CHALLENGE: Render the material again word for word, skipping the pictures in it.

RECORDED INFORMATION:

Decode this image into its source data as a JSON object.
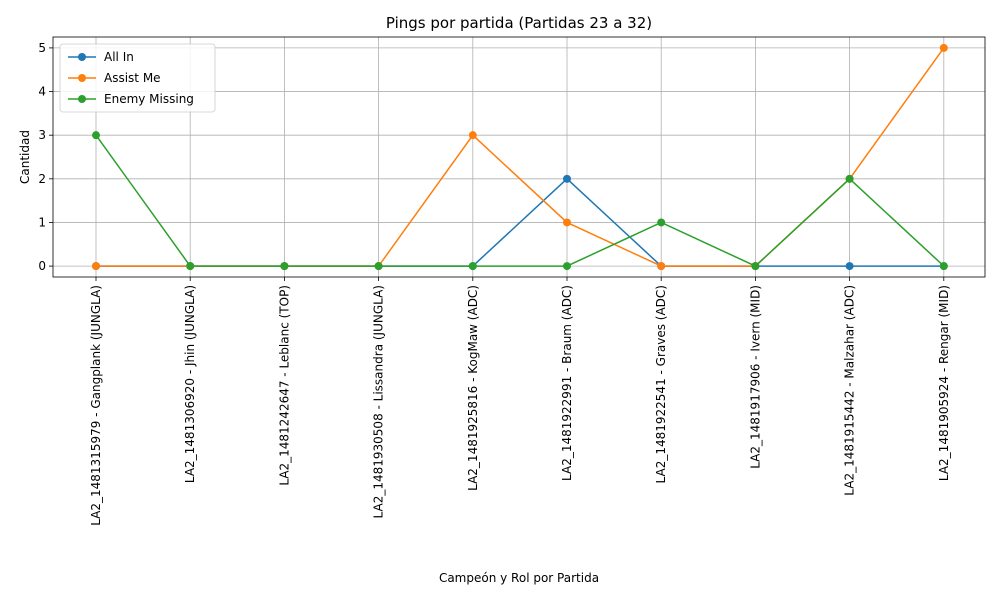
{
  "chart_data": {
    "type": "line",
    "title": "Pings por partida (Partidas 23 a 32)",
    "xlabel": "Campeón y Rol por Partida",
    "ylabel": "Cantidad",
    "categories": [
      "LA2_1481315979 - Gangplank (JUNGLA)",
      "LA2_1481306920 - Jhin (JUNGLA)",
      "LA2_1481242647 - Leblanc (TOP)",
      "LA2_1481930508 - Lissandra (JUNGLA)",
      "LA2_1481925816 - KogMaw (ADC)",
      "LA2_1481922991 - Braum (ADC)",
      "LA2_1481922541 - Graves (ADC)",
      "LA2_1481917906 - Ivern (MID)",
      "LA2_1481915442 - Malzahar (ADC)",
      "LA2_1481905924 - Rengar (MID)"
    ],
    "series": [
      {
        "name": "All In",
        "color": "#1f77b4",
        "values": [
          0,
          0,
          0,
          0,
          0,
          2,
          0,
          0,
          0,
          0
        ]
      },
      {
        "name": "Assist Me",
        "color": "#ff7f0e",
        "values": [
          0,
          0,
          0,
          0,
          3,
          1,
          0,
          0,
          2,
          5
        ]
      },
      {
        "name": "Enemy Missing",
        "color": "#2ca02c",
        "values": [
          3,
          0,
          0,
          0,
          0,
          0,
          1,
          0,
          2,
          0
        ]
      }
    ],
    "yticks": [
      0,
      1,
      2,
      3,
      4,
      5
    ],
    "ylim": [
      -0.25,
      5.25
    ],
    "grid": true,
    "legend": "top-left"
  }
}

COMPLETED TASK:
Decode this image into its source data as a JSON object.
{
  "chart_data": {
    "type": "line",
    "title": "Pings por partida (Partidas 23 a 32)",
    "xlabel": "Campeón y Rol por Partida",
    "ylabel": "Cantidad",
    "categories": [
      "LA2_1481315979 - Gangplank (JUNGLA)",
      "LA2_1481306920 - Jhin (JUNGLA)",
      "LA2_1481242647 - Leblanc (TOP)",
      "LA2_1481930508 - Lissandra (JUNGLA)",
      "LA2_1481925816 - KogMaw (ADC)",
      "LA2_1481922991 - Braum (ADC)",
      "LA2_1481922541 - Graves (ADC)",
      "LA2_1481917906 - Ivern (MID)",
      "LA2_1481915442 - Malzahar (ADC)",
      "LA2_1481905924 - Rengar (MID)"
    ],
    "series": [
      {
        "name": "All In",
        "color": "#1f77b4",
        "values": [
          0,
          0,
          0,
          0,
          0,
          2,
          0,
          0,
          0,
          0
        ]
      },
      {
        "name": "Assist Me",
        "color": "#ff7f0e",
        "values": [
          0,
          0,
          0,
          0,
          3,
          1,
          0,
          0,
          2,
          5
        ]
      },
      {
        "name": "Enemy Missing",
        "color": "#2ca02c",
        "values": [
          3,
          0,
          0,
          0,
          0,
          0,
          1,
          0,
          2,
          0
        ]
      }
    ],
    "yticks": [
      0,
      1,
      2,
      3,
      4,
      5
    ],
    "ylim": [
      -0.25,
      5.25
    ],
    "grid": true,
    "legend": "top-left"
  }
}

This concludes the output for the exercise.